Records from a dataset
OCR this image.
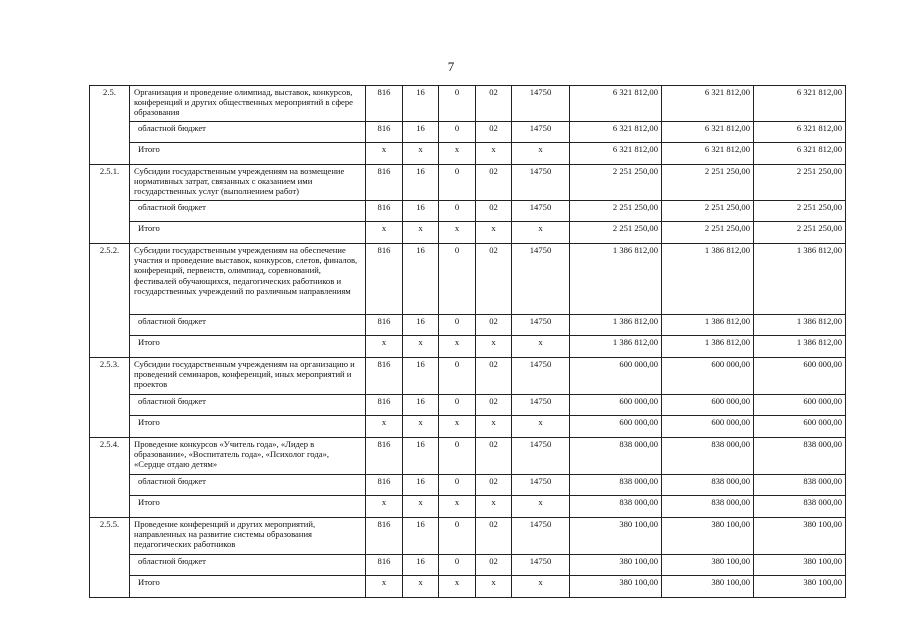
7
2.5.	Организация и проведение олимпиад, выставок, конкурсов, конференций и других общественных мероприятий в сфере образования	816	16	0	02	14750	6 321 812,00	6 321 812,00	6 321 812,00
	областной бюджет	816	16	0	02	14750	6 321 812,00	6 321 812,00	6 321 812,00
	Итого	х	х	х	х	х	6 321 812,00	6 321 812,00	6 321 812,00
2.5.1.	Субсидии государственным учреждениям на возмещение нормативных затрат, связанных с оказанием ими государственных услуг (выполнением работ)	816	16	0	02	14750	2 251 250,00	2 251 250,00	2 251 250,00
	областной бюджет	816	16	0	02	14750	2 251 250,00	2 251 250,00	2 251 250,00
	Итого	х	х	х	х	х	2 251 250,00	2 251 250,00	2 251 250,00
2.5.2.	Субсидии государственным учреждениям на обеспечение участия и проведение выставок, конкурсов, слетов, финалов, конференций, первенств, олимпиад, соревнований, фестивалей обучающихся, педагогических работников и государственных учреждений по различным направлениям	816	16	0	02	14750	1 386 812,00	1 386 812,00	1 386 812,00
	областной бюджет	816	16	0	02	14750	1 386 812,00	1 386 812,00	1 386 812,00
	Итого	х	х	х	х	х	1 386 812,00	1 386 812,00	1 386 812,00
2.5.3.	Субсидии государственным учреждениям на организацию и проведений семинаров, конференций, иных мероприятий и проектов	816	16	0	02	14750	600 000,00	600 000,00	600 000,00
	областной бюджет	816	16	0	02	14750	600 000,00	600 000,00	600 000,00
	Итого	х	х	х	х	х	600 000,00	600 000,00	600 000,00
2.5.4.	Проведение конкурсов «Учитель года», «Лидер в образовании», «Воспитатель года», «Психолог года», «Сердце отдаю детям»	816	16	0	02	14750	838 000,00	838 000,00	838 000,00
	областной бюджет	816	16	0	02	14750	838 000,00	838 000,00	838 000,00
	Итого	х	х	х	х	х	838 000,00	838 000,00	838 000,00
2.5.5.	Проведение конференций и других мероприятий, направленных на развитие системы образования педагогических работников	816	16	0	02	14750	380 100,00	380 100,00	380 100,00
	областной бюджет	816	16	0	02	14750	380 100,00	380 100,00	380 100,00
	Итого	х	х	х	х	х	380 100,00	380 100,00	380 100,00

== Exercise instructions ==
Output every entry verbatim. Pictures do not belong in the copy.

== Solution to the exercise ==
OCR this image.
7
2.5.	Организация и проведение олимпиад, выставок, конкурсов, конференций и других общественных мероприятий в сфере образования	816	16	0	02	14750	6 321 812,00	6 321 812,00	6 321 812,00
	областной бюджет	816	16	0	02	14750	6 321 812,00	6 321 812,00	6 321 812,00
	Итого	х	х	х	х	х	6 321 812,00	6 321 812,00	6 321 812,00
2.5.1.	Субсидии государственным учреждениям на возмещение нормативных затрат, связанных с оказанием ими государственных услуг (выполнением работ)	816	16	0	02	14750	2 251 250,00	2 251 250,00	2 251 250,00
	областной бюджет	816	16	0	02	14750	2 251 250,00	2 251 250,00	2 251 250,00
	Итого	х	х	х	х	х	2 251 250,00	2 251 250,00	2 251 250,00
2.5.2.	Субсидии государственным учреждениям на обеспечение участия и проведение выставок, конкурсов, слетов, финалов, конференций, первенств, олимпиад, соревнований, фестивалей обучающихся, педагогических работников и государственных учреждений по различным направлениям	816	16	0	02	14750	1 386 812,00	1 386 812,00	1 386 812,00
	областной бюджет	816	16	0	02	14750	1 386 812,00	1 386 812,00	1 386 812,00
	Итого	х	х	х	х	х	1 386 812,00	1 386 812,00	1 386 812,00
2.5.3.	Субсидии государственным учреждениям на организацию и проведений семинаров, конференций, иных мероприятий и проектов	816	16	0	02	14750	600 000,00	600 000,00	600 000,00
	областной бюджет	816	16	0	02	14750	600 000,00	600 000,00	600 000,00
	Итого	х	х	х	х	х	600 000,00	600 000,00	600 000,00
2.5.4.	Проведение конкурсов «Учитель года», «Лидер в образовании», «Воспитатель года», «Психолог года», «Сердце отдаю детям»	816	16	0	02	14750	838 000,00	838 000,00	838 000,00
	областной бюджет	816	16	0	02	14750	838 000,00	838 000,00	838 000,00
	Итого	х	х	х	х	х	838 000,00	838 000,00	838 000,00
2.5.5.	Проведение конференций и других мероприятий, направленных на развитие системы образования педагогических работников	816	16	0	02	14750	380 100,00	380 100,00	380 100,00
	областной бюджет	816	16	0	02	14750	380 100,00	380 100,00	380 100,00
	Итого	х	х	х	х	х	380 100,00	380 100,00	380 100,00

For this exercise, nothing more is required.